===== Supplied text =====
Background: Alpha-1,3-glucosyltransferase (ALG8), a key enzyme in protein glycosylation, is implicated in the oncogenesis and progression of several human malignancies. This study aimed to define the role of ALG8 in hepatocellular carcinoma (HCC) and uncover its mechanisms of action.
Methods: ALG8 expression in HCC and normal tissues was analyzed using the TCGA and GEO databases, validated by RT-qPCR and western blot. Survival outcomes were evaluated via Cox analyses, and ALG8's impact on HCC behavior was examined through functional assays. GO, KEGG, and GSEA identified ALG8-related pathways, validated by biochemical assays.
Results: In bioinformatics analyses, ALG8 was overexpressed in HCC tissues (p < 0.05 for all comparisons) and correlated with poorer survival (p = 0.006 and p = 0.025, respectively), establishing its role as an independent prognostic factor. In vitro experiments showed that knockdown of ALG8 reduced HCC cell proliferation, migration, and invasion. Using the STRING platform and TCGA-LIHC dataset, we identified ALG8-interacting genes and their associated differentially expressed genes (DEGs). GO and KEGG analyses further linked ALG8 to genes involved in glycosylation, signal release, and other processes, as well as pathways including neuroactive ligand-receptor interaction and N-Glycan biosynthesis. GSEA, corroborated by western blot and immunofluorescence, points to the Wnt/β-catenin signaling cascade as a probable mechanistic pathway through which ALG8 may modulate HCC progression.
Conclusion: Elevated ALG8 expression in HCC is linked to worse outcomes and increased tumor aggressiveness, with silencing ALG8 reducing Wnt/β-catenin signaling, highlighting ALG8 as a potential therapeutic target.
Keywords: ALG8; clinical implication; glycosylation; hepatocellular carcinoma; prognosis.
===== Provided material =====
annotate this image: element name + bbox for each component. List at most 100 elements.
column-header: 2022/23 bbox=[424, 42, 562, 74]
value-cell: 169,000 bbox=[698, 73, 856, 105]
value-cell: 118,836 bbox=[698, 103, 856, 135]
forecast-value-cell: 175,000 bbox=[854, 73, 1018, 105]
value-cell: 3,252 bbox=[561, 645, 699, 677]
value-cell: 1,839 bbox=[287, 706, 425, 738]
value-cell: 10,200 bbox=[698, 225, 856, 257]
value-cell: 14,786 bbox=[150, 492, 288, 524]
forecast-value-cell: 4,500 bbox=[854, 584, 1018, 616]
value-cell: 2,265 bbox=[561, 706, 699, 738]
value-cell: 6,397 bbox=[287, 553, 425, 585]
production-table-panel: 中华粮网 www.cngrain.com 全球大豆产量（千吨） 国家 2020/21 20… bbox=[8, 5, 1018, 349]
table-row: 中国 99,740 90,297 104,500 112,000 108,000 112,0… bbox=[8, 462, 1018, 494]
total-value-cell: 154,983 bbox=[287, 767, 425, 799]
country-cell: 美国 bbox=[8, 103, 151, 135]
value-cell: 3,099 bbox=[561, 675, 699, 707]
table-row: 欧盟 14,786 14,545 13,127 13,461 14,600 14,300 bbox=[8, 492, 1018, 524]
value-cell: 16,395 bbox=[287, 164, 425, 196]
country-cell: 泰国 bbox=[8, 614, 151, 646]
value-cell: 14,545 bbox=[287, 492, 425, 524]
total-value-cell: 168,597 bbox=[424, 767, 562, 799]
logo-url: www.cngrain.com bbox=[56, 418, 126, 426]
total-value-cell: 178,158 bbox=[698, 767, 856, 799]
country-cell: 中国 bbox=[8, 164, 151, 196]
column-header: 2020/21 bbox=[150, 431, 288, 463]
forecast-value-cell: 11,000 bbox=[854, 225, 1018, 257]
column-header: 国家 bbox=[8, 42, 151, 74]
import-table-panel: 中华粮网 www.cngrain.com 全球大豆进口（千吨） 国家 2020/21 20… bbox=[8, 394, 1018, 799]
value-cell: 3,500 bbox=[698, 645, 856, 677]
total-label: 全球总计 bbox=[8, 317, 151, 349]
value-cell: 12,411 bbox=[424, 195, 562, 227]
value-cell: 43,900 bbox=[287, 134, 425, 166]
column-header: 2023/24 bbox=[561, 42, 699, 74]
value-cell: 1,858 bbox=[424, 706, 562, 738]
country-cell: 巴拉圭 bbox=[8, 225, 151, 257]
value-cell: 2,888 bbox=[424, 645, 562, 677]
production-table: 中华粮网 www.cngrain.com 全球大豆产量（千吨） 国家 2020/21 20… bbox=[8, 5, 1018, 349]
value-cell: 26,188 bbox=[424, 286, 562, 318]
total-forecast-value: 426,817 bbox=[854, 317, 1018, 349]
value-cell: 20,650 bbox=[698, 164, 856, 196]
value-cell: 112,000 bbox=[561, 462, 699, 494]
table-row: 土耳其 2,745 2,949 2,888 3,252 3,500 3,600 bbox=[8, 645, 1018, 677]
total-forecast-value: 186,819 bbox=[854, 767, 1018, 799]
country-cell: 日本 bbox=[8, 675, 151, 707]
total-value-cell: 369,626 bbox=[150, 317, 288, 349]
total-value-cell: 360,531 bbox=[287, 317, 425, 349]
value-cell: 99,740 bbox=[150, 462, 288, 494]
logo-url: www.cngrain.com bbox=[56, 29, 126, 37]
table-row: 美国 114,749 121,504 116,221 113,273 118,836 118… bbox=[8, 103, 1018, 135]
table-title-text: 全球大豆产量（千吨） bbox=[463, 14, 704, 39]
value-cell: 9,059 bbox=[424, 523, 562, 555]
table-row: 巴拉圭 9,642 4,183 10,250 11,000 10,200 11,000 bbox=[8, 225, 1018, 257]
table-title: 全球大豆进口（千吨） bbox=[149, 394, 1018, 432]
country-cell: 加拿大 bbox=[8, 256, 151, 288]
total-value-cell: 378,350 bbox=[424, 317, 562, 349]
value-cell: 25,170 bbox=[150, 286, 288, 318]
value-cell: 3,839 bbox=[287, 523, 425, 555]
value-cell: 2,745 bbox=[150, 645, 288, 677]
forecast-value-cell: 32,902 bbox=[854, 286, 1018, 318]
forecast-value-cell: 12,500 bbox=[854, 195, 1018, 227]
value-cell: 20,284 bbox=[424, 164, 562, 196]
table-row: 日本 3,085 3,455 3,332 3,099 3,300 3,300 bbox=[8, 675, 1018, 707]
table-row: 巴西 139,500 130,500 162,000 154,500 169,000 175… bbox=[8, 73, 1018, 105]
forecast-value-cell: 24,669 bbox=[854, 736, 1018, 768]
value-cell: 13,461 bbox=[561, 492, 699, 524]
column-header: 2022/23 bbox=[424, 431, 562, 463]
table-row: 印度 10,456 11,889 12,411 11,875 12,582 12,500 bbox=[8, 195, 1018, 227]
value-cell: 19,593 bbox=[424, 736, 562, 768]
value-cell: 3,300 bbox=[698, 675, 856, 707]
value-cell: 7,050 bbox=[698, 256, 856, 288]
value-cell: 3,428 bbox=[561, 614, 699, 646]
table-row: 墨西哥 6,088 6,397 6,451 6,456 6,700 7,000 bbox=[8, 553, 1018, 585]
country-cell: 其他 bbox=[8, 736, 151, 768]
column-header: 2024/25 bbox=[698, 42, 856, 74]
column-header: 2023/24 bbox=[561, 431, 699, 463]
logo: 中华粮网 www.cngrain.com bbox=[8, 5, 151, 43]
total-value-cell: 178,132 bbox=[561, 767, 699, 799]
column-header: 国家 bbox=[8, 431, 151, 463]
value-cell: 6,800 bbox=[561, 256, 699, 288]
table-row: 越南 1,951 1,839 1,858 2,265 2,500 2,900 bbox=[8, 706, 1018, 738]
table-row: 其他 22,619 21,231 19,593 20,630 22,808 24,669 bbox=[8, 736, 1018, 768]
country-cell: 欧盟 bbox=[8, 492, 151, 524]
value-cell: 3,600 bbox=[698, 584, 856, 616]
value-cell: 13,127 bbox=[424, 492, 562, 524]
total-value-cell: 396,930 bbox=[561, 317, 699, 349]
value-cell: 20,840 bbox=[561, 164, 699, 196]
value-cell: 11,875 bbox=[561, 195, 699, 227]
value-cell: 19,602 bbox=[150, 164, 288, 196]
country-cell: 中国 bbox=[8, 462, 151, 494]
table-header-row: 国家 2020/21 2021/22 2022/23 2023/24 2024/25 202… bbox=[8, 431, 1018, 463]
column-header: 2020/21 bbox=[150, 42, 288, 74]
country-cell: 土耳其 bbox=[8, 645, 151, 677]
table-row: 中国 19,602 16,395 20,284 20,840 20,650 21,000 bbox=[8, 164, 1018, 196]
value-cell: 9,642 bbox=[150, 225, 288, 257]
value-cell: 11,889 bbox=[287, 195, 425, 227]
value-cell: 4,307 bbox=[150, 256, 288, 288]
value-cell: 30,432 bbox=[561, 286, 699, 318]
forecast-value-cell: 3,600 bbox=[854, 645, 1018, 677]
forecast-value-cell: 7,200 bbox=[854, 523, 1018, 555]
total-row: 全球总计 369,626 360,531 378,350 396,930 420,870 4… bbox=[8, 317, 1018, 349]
=====
_Try it_
According to the text above on ALG8 in hepatocellular carcinoma, which signaling pathway did GSEA identify as a probable mechanism by which ALG8 may modulate HCC progression?

_Answer to this exercise_
The Wnt/β-catenin signaling cascade.